(Stored records)
_ _ _ _
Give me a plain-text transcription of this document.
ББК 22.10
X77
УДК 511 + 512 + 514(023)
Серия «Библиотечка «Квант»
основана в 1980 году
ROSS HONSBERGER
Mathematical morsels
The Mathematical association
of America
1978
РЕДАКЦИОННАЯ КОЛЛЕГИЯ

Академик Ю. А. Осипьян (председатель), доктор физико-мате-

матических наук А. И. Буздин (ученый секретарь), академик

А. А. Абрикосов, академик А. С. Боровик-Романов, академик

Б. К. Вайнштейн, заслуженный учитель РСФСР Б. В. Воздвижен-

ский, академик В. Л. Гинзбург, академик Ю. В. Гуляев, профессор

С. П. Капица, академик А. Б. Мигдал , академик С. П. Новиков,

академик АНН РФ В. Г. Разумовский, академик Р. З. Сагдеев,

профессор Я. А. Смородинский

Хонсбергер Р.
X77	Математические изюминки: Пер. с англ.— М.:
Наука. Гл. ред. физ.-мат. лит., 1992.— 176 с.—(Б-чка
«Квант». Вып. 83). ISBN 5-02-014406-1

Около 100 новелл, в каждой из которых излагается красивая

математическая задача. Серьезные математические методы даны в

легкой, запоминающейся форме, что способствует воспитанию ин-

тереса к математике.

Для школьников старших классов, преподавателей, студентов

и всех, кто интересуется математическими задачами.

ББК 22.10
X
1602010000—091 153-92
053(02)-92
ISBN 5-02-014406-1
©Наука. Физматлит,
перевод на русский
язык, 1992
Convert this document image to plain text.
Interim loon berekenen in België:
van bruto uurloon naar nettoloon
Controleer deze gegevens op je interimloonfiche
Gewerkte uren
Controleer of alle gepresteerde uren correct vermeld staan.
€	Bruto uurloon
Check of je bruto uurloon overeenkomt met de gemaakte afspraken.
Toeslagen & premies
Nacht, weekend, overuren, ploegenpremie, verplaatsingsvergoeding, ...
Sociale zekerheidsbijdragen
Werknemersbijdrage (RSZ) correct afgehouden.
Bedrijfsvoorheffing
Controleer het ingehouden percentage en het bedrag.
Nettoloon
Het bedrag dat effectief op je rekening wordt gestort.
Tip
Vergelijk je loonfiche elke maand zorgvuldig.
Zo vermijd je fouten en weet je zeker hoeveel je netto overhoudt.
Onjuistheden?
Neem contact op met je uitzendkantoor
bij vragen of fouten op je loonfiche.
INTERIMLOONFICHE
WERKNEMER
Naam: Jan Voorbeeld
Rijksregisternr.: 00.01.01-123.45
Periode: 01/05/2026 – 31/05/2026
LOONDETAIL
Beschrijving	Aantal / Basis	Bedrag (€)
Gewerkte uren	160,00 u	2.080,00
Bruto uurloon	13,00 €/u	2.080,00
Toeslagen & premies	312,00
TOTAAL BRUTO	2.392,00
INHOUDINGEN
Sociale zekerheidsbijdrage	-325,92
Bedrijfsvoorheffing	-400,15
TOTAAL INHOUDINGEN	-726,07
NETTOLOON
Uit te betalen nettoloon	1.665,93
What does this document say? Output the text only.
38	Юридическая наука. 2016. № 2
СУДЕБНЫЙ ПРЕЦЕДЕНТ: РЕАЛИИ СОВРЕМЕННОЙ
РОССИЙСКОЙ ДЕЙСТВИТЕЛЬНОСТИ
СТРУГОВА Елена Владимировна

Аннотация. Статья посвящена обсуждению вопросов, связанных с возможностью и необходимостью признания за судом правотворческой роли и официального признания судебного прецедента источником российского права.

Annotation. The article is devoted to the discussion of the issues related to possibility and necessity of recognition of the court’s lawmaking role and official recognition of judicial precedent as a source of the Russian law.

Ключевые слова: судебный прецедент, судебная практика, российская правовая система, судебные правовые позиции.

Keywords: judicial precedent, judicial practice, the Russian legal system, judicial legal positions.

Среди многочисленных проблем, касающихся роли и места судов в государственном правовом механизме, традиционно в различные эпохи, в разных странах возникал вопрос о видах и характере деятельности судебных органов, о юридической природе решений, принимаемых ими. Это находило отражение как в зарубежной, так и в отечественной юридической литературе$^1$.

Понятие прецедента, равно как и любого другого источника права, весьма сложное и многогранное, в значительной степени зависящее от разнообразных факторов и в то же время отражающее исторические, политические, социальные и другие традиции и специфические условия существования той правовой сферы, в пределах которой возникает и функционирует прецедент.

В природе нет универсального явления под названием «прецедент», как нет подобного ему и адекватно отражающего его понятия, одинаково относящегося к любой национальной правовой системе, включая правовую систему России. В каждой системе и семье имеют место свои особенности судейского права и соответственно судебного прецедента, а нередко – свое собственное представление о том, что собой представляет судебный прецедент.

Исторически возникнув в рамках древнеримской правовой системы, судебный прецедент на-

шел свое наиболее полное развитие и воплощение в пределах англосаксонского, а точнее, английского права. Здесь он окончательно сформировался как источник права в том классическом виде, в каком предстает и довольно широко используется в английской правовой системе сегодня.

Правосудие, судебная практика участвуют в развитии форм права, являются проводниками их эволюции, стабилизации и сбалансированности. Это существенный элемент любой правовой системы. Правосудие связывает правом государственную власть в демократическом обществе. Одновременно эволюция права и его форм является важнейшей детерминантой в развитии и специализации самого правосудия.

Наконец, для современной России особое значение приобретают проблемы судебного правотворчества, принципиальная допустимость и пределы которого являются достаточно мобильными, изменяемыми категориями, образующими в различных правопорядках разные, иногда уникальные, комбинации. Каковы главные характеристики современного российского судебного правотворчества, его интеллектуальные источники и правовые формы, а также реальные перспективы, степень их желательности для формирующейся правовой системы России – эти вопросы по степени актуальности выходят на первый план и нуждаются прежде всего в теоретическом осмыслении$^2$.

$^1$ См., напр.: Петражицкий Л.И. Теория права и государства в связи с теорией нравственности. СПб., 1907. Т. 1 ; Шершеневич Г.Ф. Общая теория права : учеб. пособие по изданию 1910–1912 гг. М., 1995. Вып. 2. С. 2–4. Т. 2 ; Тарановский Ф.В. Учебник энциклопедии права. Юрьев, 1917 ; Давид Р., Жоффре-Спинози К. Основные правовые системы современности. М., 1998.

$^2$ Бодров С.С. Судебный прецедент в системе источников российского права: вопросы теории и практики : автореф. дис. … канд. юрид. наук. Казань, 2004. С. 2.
_ _ _ _
WHAT THIS TASK INVOLVES: Extract all of the material exactly as it is written.

FINAL RESULT:
Give me a plain-text transcription of this document.
ББК 22.10
X77
УДК 511 + 512 + 514(023)
Серия «Библиотечка «Квант»
основана в 1980 году
ROSS HONSBERGER
Mathematical morsels
The Mathematical association
of America
1978
РЕДАКЦИОННАЯ КОЛЛЕГИЯ

Академик Ю. А. Осипьян (председатель), доктор физико-мате-

матических наук А. И. Буздин (ученый секретарь), академик

А. А. Абрикосов, академик А. С. Боровик-Романов, академик

Б. К. Вайнштейн, заслуженный учитель РСФСР Б. В. Воздвижен-

ский, академик В. Л. Гинзбург, академик Ю. В. Гуляев, профессор

С. П. Капица, академик А. Б. Мигдал , академик С. П. Новиков,

академик АНН РФ В. Г. Разумовский, академик Р. З. Сагдеев,

профессор Я. А. Смородинский

Хонсбергер Р.
X77	Математические изюминки: Пер. с англ.— М.:
Наука. Гл. ред. физ.-мат. лит., 1992.— 176 с.—(Б-чка
«Квант». Вып. 83). ISBN 5-02-014406-1

Около 100 новелл, в каждой из которых излагается красивая

математическая задача. Серьезные математические методы даны в

легкой, запоминающейся форме, что способствует воспитанию ин-

тереса к математике.

Для школьников старших классов, преподавателей, студентов

и всех, кто интересуется математическими задачами.

ББК 22.10
X
1602010000—091 153-92
053(02)-92
ISBN 5-02-014406-1
©Наука. Физматлит,
перевод на русский
язык, 1992
Convert this document image to plain text.
Interim loon berekenen in België:
van bruto uurloon naar nettoloon
Controleer deze gegevens op je interimloonfiche
Gewerkte uren
Controleer of alle gepresteerde uren correct vermeld staan.
€	Bruto uurloon
Check of je bruto uurloon overeenkomt met de gemaakte afspraken.
Toeslagen & premies
Nacht, weekend, overuren, ploegenpremie, verplaatsingsvergoeding, ...
Sociale zekerheidsbijdragen
Werknemersbijdrage (RSZ) correct afgehouden.
Bedrijfsvoorheffing
Controleer het ingehouden percentage en het bedrag.
Nettoloon
Het bedrag dat effectief op je rekening wordt gestort.
Tip
Vergelijk je loonfiche elke maand zorgvuldig.
Zo vermijd je fouten en weet je zeker hoeveel je netto overhoudt.
Onjuistheden?
Neem contact op met je uitzendkantoor
bij vragen of fouten op je loonfiche.
INTERIMLOONFICHE
WERKNEMER
Naam: Jan Voorbeeld
Rijksregisternr.: 00.01.01-123.45
Periode: 01/05/2026 – 31/05/2026
LOONDETAIL
Beschrijving	Aantal / Basis	Bedrag (€)
Gewerkte uren	160,00 u	2.080,00
Bruto uurloon	13,00 €/u	2.080,00
Toeslagen & premies	312,00
TOTAAL BRUTO	2.392,00
INHOUDINGEN
Sociale zekerheidsbijdrage	-325,92
Bedrijfsvoorheffing	-400,15
TOTAAL INHOUDINGEN	-726,07
NETTOLOON
Uit te betalen nettoloon	1.665,93
What does this document say? Output the text only.
38	Юридическая наука. 2016. № 2
СУДЕБНЫЙ ПРЕЦЕДЕНТ: РЕАЛИИ СОВРЕМЕННОЙ
РОССИЙСКОЙ ДЕЙСТВИТЕЛЬНОСТИ
СТРУГОВА Елена Владимировна

Аннотация. Статья посвящена обсуждению вопросов, связанных с возможностью и необходимостью признания за судом правотворческой роли и официального признания судебного прецедента источником российского права.

Annotation. The article is devoted to the discussion of the issues related to possibility and necessity of recognition of the court’s lawmaking role and official recognition of judicial precedent as a source of the Russian law.

Ключевые слова: судебный прецедент, судебная практика, российская правовая система, судебные правовые позиции.

Keywords: judicial precedent, judicial practice, the Russian legal system, judicial legal positions.

Среди многочисленных проблем, касающихся роли и места судов в государственном правовом механизме, традиционно в различные эпохи, в разных странах возникал вопрос о видах и характере деятельности судебных органов, о юридической природе решений, принимаемых ими. Это находило отражение как в зарубежной, так и в отечественной юридической литературе$^1$.

Понятие прецедента, равно как и любого другого источника права, весьма сложное и многогранное, в значительной степени зависящее от разнообразных факторов и в то же время отражающее исторические, политические, социальные и другие традиции и специфические условия существования той правовой сферы, в пределах которой возникает и функционирует прецедент.

В природе нет универсального явления под названием «прецедент», как нет подобного ему и адекватно отражающего его понятия, одинаково относящегося к любой национальной правовой системе, включая правовую систему России. В каждой системе и семье имеют место свои особенности судейского права и соответственно судебного прецедента, а нередко – свое собственное представление о том, что собой представляет судебный прецедент.

Исторически возникнув в рамках древнеримской правовой системы, судебный прецедент на-

шел свое наиболее полное развитие и воплощение в пределах англосаксонского, а точнее, английского права. Здесь он окончательно сформировался как источник права в том классическом виде, в каком предстает и довольно широко используется в английской правовой системе сегодня.

Правосудие, судебная практика участвуют в развитии форм права, являются проводниками их эволюции, стабилизации и сбалансированности. Это существенный элемент любой правовой системы. Правосудие связывает правом государственную власть в демократическом обществе. Одновременно эволюция права и его форм является важнейшей детерминантой в развитии и специализации самого правосудия.

Наконец, для современной России особое значение приобретают проблемы судебного правотворчества, принципиальная допустимость и пределы которого являются достаточно мобильными, изменяемыми категориями, образующими в различных правопорядках разные, иногда уникальные, комбинации. Каковы главные характеристики современного российского судебного правотворчества, его интеллектуальные источники и правовые формы, а также реальные перспективы, степень их желательности для формирующейся правовой системы России – эти вопросы по степени актуальности выходят на первый план и нуждаются прежде всего в теоретическом осмыслении$^2$.

$^1$ См., напр.: Петражицкий Л.И. Теория права и государства в связи с теорией нравственности. СПб., 1907. Т. 1 ; Шершеневич Г.Ф. Общая теория права : учеб. пособие по изданию 1910–1912 гг. М., 1995. Вып. 2. С. 2–4. Т. 2 ; Тарановский Ф.В. Учебник энциклопедии права. Юрьев, 1917 ; Давид Р., Жоффре-Спинози К. Основные правовые системы современности. М., 1998.

$^2$ Бодров С.С. Судебный прецедент в системе источников российского права: вопросы теории и практики : автореф. дис. … канд. юрид. наук. Казань, 2004. С. 2.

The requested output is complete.